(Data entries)
--------------------------------
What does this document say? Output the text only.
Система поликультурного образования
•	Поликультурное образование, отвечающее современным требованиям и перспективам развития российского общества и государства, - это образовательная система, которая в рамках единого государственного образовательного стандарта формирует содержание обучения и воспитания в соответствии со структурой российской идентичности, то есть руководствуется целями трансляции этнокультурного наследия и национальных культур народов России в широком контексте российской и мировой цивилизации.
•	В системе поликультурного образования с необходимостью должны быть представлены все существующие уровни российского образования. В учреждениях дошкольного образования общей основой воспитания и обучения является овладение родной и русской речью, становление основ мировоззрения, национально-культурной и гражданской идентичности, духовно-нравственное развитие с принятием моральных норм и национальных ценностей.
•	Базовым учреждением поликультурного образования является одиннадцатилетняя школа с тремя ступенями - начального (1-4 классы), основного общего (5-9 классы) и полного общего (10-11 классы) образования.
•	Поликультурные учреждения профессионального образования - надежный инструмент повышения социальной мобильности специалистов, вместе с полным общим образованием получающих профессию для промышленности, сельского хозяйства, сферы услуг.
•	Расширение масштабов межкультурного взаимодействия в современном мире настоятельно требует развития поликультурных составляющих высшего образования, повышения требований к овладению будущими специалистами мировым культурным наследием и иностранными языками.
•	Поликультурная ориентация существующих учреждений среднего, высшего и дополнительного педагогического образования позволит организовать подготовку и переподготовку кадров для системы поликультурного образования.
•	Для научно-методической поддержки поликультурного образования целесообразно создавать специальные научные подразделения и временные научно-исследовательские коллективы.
--------------------------------
*INSTRUCTION*. Repeat the material above in full, keeping every word.

*CORRECT OUTPUT*.
What does this document say? Output the text only.
Система поликультурного образования
•	Поликультурное образование, отвечающее современным требованиям и перспективам развития российского общества и государства, - это образовательная система, которая в рамках единого государственного образовательного стандарта формирует содержание обучения и воспитания в соответствии со структурой российской идентичности, то есть руководствуется целями трансляции этнокультурного наследия и национальных культур народов России в широком контексте российской и мировой цивилизации.
•	В системе поликультурного образования с необходимостью должны быть представлены все существующие уровни российского образования. В учреждениях дошкольного образования общей основой воспитания и обучения является овладение родной и русской речью, становление основ мировоззрения, национально-культурной и гражданской идентичности, духовно-нравственное развитие с принятием моральных норм и национальных ценностей.
•	Базовым учреждением поликультурного образования является одиннадцатилетняя школа с тремя ступенями - начального (1-4 классы), основного общего (5-9 классы) и полного общего (10-11 классы) образования.
•	Поликультурные учреждения профессионального образования - надежный инструмент повышения социальной мобильности специалистов, вместе с полным общим образованием получающих профессию для промышленности, сельского хозяйства, сферы услуг.
•	Расширение масштабов межкультурного взаимодействия в современном мире настоятельно требует развития поликультурных составляющих высшего образования, повышения требований к овладению будущими специалистами мировым культурным наследием и иностранными языками.
•	Поликультурная ориентация существующих учреждений среднего, высшего и дополнительного педагогического образования позволит организовать подготовку и переподготовку кадров для системы поликультурного образования.
•	Для научно-методической поддержки поликультурного образования целесообразно создавать специальные научные подразделения и временные научно-исследовательские коллективы.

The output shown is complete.